** start The data **

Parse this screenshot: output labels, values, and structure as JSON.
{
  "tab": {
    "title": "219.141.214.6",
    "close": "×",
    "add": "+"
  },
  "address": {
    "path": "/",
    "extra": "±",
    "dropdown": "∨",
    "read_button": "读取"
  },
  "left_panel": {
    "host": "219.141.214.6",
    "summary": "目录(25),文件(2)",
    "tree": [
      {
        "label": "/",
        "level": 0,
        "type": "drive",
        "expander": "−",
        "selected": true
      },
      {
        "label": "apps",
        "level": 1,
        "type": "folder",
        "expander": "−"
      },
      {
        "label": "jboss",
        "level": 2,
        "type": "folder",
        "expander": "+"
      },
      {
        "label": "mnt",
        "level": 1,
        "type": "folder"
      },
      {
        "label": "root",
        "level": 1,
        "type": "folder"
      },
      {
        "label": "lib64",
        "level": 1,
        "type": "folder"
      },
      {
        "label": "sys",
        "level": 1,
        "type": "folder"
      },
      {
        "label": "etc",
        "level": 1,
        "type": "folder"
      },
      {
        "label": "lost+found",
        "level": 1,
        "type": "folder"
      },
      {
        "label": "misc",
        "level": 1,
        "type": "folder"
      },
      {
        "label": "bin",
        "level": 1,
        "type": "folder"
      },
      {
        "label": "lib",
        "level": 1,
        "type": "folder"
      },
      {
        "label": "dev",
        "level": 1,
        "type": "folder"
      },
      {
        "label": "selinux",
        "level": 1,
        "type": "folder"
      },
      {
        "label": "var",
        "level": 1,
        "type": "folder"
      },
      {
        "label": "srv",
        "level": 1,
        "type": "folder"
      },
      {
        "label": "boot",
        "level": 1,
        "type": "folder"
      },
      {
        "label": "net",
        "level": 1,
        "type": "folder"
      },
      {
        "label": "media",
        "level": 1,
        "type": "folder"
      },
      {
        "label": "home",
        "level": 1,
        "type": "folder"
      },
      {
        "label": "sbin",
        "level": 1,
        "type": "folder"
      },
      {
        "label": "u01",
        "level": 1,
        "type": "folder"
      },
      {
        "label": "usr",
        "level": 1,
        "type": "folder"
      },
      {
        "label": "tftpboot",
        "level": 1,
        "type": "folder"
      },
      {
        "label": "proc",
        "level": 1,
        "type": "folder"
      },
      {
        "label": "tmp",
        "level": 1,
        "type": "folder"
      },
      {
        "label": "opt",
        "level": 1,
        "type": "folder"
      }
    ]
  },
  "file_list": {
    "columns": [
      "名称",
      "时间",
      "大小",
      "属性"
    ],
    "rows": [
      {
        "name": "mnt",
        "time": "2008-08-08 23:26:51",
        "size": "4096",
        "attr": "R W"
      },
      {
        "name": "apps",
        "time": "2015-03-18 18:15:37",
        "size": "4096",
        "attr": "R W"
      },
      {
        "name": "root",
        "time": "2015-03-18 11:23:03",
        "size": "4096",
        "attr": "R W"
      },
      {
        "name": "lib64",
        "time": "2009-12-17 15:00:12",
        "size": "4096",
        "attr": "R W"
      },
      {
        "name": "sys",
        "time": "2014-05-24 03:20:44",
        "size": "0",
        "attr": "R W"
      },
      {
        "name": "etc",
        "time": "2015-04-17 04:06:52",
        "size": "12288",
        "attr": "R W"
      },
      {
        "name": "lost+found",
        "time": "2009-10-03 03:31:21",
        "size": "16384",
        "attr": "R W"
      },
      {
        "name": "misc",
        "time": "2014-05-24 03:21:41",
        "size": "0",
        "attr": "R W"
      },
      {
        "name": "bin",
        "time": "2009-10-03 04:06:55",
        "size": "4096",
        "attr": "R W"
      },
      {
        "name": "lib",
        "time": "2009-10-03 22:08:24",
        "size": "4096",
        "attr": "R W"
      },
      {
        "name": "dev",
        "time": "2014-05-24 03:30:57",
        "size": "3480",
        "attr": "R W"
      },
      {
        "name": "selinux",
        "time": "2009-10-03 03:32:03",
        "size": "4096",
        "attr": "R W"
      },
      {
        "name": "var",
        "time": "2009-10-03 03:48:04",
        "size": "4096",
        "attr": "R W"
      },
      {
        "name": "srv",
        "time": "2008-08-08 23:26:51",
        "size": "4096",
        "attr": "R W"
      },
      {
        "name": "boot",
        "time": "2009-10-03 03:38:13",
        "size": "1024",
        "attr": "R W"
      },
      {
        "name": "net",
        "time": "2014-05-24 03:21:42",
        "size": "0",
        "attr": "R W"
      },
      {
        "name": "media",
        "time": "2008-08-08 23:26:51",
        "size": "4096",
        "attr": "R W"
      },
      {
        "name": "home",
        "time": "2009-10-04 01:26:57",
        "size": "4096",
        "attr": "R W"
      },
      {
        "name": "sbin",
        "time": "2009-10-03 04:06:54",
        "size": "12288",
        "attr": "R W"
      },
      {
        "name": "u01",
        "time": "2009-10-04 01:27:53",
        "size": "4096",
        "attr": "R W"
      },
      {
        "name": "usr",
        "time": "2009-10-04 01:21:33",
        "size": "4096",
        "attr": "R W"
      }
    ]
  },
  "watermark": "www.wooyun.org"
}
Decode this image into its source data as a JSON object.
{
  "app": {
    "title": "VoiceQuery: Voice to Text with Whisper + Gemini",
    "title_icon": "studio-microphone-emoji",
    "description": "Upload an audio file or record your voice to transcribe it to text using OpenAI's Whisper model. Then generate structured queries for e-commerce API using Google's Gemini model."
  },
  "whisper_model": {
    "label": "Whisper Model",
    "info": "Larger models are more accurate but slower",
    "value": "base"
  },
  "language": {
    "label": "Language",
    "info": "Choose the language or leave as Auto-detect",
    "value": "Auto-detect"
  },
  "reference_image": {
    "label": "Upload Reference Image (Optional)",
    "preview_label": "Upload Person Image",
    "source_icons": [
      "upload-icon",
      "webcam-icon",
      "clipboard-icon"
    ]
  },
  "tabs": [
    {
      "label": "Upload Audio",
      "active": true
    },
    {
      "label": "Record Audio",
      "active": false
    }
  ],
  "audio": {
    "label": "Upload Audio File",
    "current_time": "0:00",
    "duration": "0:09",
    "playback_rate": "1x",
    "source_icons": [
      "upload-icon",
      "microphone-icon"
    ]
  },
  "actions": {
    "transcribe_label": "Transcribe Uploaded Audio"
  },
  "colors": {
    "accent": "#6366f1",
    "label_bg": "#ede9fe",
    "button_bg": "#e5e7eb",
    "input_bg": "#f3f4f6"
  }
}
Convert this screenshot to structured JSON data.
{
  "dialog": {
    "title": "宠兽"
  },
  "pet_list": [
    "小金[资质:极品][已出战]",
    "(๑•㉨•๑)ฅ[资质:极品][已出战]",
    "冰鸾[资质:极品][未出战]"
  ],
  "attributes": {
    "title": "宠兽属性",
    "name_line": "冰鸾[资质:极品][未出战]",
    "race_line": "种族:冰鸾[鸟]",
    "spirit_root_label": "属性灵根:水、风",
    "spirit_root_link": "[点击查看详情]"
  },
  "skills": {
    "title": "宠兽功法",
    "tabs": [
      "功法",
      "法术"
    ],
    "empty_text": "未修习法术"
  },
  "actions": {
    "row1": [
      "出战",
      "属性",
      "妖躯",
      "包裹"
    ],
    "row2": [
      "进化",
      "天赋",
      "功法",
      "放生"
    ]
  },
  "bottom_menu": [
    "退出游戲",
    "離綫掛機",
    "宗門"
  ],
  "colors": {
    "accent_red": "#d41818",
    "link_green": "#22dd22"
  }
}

** end The data **

**Exercise details:** Repeat the listing above without any change.

**Answer to the problem:**
Parse this screenshot: output labels, values, and structure as JSON.
{
  "tab": {
    "title": "219.141.214.6",
    "close": "×",
    "add": "+"
  },
  "address": {
    "path": "/",
    "extra": "±",
    "dropdown": "∨",
    "read_button": "读取"
  },
  "left_panel": {
    "host": "219.141.214.6",
    "summary": "目录(25),文件(2)",
    "tree": [
      {
        "label": "/",
        "level": 0,
        "type": "drive",
        "expander": "−",
        "selected": true
      },
      {
        "label": "apps",
        "level": 1,
        "type": "folder",
        "expander": "−"
      },
      {
        "label": "jboss",
        "level": 2,
        "type": "folder",
        "expander": "+"
      },
      {
        "label": "mnt",
        "level": 1,
        "type": "folder"
      },
      {
        "label": "root",
        "level": 1,
        "type": "folder"
      },
      {
        "label": "lib64",
        "level": 1,
        "type": "folder"
      },
      {
        "label": "sys",
        "level": 1,
        "type": "folder"
      },
      {
        "label": "etc",
        "level": 1,
        "type": "folder"
      },
      {
        "label": "lost+found",
        "level": 1,
        "type": "folder"
      },
      {
        "label": "misc",
        "level": 1,
        "type": "folder"
      },
      {
        "label": "bin",
        "level": 1,
        "type": "folder"
      },
      {
        "label": "lib",
        "level": 1,
        "type": "folder"
      },
      {
        "label": "dev",
        "level": 1,
        "type": "folder"
      },
      {
        "label": "selinux",
        "level": 1,
        "type": "folder"
      },
      {
        "label": "var",
        "level": 1,
        "type": "folder"
      },
      {
        "label": "srv",
        "level": 1,
        "type": "folder"
      },
      {
        "label": "boot",
        "level": 1,
        "type": "folder"
      },
      {
        "label": "net",
        "level": 1,
        "type": "folder"
      },
      {
        "label": "media",
        "level": 1,
        "type": "folder"
      },
      {
        "label": "home",
        "level": 1,
        "type": "folder"
      },
      {
        "label": "sbin",
        "level": 1,
        "type": "folder"
      },
      {
        "label": "u01",
        "level": 1,
        "type": "folder"
      },
      {
        "label": "usr",
        "level": 1,
        "type": "folder"
      },
      {
        "label": "tftpboot",
        "level": 1,
        "type": "folder"
      },
      {
        "label": "proc",
        "level": 1,
        "type": "folder"
      },
      {
        "label": "tmp",
        "level": 1,
        "type": "folder"
      },
      {
        "label": "opt",
        "level": 1,
        "type": "folder"
      }
    ]
  },
  "file_list": {
    "columns": [
      "名称",
      "时间",
      "大小",
      "属性"
    ],
    "rows": [
      {
        "name": "mnt",
        "time": "2008-08-08 23:26:51",
        "size": "4096",
        "attr": "R W"
      },
      {
        "name": "apps",
        "time": "2015-03-18 18:15:37",
        "size": "4096",
        "attr": "R W"
      },
      {
        "name": "root",
        "time": "2015-03-18 11:23:03",
        "size": "4096",
        "attr": "R W"
      },
      {
        "name": "lib64",
        "time": "2009-12-17 15:00:12",
        "size": "4096",
        "attr": "R W"
      },
      {
        "name": "sys",
        "time": "2014-05-24 03:20:44",
        "size": "0",
        "attr": "R W"
      },
      {
        "name": "etc",
        "time": "2015-04-17 04:06:52",
        "size": "12288",
        "attr": "R W"
      },
      {
        "name": "lost+found",
        "time": "2009-10-03 03:31:21",
        "size": "16384",
        "attr": "R W"
      },
      {
        "name": "misc",
        "time": "2014-05-24 03:21:41",
        "size": "0",
        "attr": "R W"
      },
      {
        "name": "bin",
        "time": "2009-10-03 04:06:55",
        "size": "4096",
        "attr": "R W"
      },
      {
        "name": "lib",
        "time": "2009-10-03 22:08:24",
        "size": "4096",
        "attr": "R W"
      },
      {
        "name": "dev",
        "time": "2014-05-24 03:30:57",
        "size": "3480",
        "attr": "R W"
      },
      {
        "name": "selinux",
        "time": "2009-10-03 03:32:03",
        "size": "4096",
        "attr": "R W"
      },
      {
        "name": "var",
        "time": "2009-10-03 03:48:04",
        "size": "4096",
        "attr": "R W"
      },
      {
        "name": "srv",
        "time": "2008-08-08 23:26:51",
        "size": "4096",
        "attr": "R W"
      },
      {
        "name": "boot",
        "time": "2009-10-03 03:38:13",
        "size": "1024",
        "attr": "R W"
      },
      {
        "name": "net",
        "time": "2014-05-24 03:21:42",
        "size": "0",
        "attr": "R W"
      },
      {
        "name": "media",
        "time": "2008-08-08 23:26:51",
        "size": "4096",
        "attr": "R W"
      },
      {
        "name": "home",
        "time": "2009-10-04 01:26:57",
        "size": "4096",
        "attr": "R W"
      },
      {
        "name": "sbin",
        "time": "2009-10-03 04:06:54",
        "size": "12288",
        "attr": "R W"
      },
      {
        "name": "u01",
        "time": "2009-10-04 01:27:53",
        "size": "4096",
        "attr": "R W"
      },
      {
        "name": "usr",
        "time": "2009-10-04 01:21:33",
        "size": "4096",
        "attr": "R W"
      }
    ]
  },
  "watermark": "www.wooyun.org"
}
Decode this image into its source data as a JSON object.
{
  "app": {
    "title": "VoiceQuery: Voice to Text with Whisper + Gemini",
    "title_icon": "studio-microphone-emoji",
    "description": "Upload an audio file or record your voice to transcribe it to text using OpenAI's Whisper model. Then generate structured queries for e-commerce API using Google's Gemini model."
  },
  "whisper_model": {
    "label": "Whisper Model",
    "info": "Larger models are more accurate but slower",
    "value": "base"
  },
  "language": {
    "label": "Language",
    "info": "Choose the language or leave as Auto-detect",
    "value": "Auto-detect"
  },
  "reference_image": {
    "label": "Upload Reference Image (Optional)",
    "preview_label": "Upload Person Image",
    "source_icons": [
      "upload-icon",
      "webcam-icon",
      "clipboard-icon"
    ]
  },
  "tabs": [
    {
      "label": "Upload Audio",
      "active": true
    },
    {
      "label": "Record Audio",
      "active": false
    }
  ],
  "audio": {
    "label": "Upload Audio File",
    "current_time": "0:00",
    "duration": "0:09",
    "playback_rate": "1x",
    "source_icons": [
      "upload-icon",
      "microphone-icon"
    ]
  },
  "actions": {
    "transcribe_label": "Transcribe Uploaded Audio"
  },
  "colors": {
    "accent": "#6366f1",
    "label_bg": "#ede9fe",
    "button_bg": "#e5e7eb",
    "input_bg": "#f3f4f6"
  }
}
Convert this screenshot to structured JSON data.
{
  "dialog": {
    "title": "宠兽"
  },
  "pet_list": [
    "小金[资质:极品][已出战]",
    "(๑•㉨•๑)ฅ[资质:极品][已出战]",
    "冰鸾[资质:极品][未出战]"
  ],
  "attributes": {
    "title": "宠兽属性",
    "name_line": "冰鸾[资质:极品][未出战]",
    "race_line": "种族:冰鸾[鸟]",
    "spirit_root_label": "属性灵根:水、风",
    "spirit_root_link": "[点击查看详情]"
  },
  "skills": {
    "title": "宠兽功法",
    "tabs": [
      "功法",
      "法术"
    ],
    "empty_text": "未修习法术"
  },
  "actions": {
    "row1": [
      "出战",
      "属性",
      "妖躯",
      "包裹"
    ],
    "row2": [
      "进化",
      "天赋",
      "功法",
      "放生"
    ]
  },
  "bottom_menu": [
    "退出游戲",
    "離綫掛機",
    "宗門"
  ],
  "colors": {
    "accent_red": "#d41818",
    "link_green": "#22dd22"
  }
}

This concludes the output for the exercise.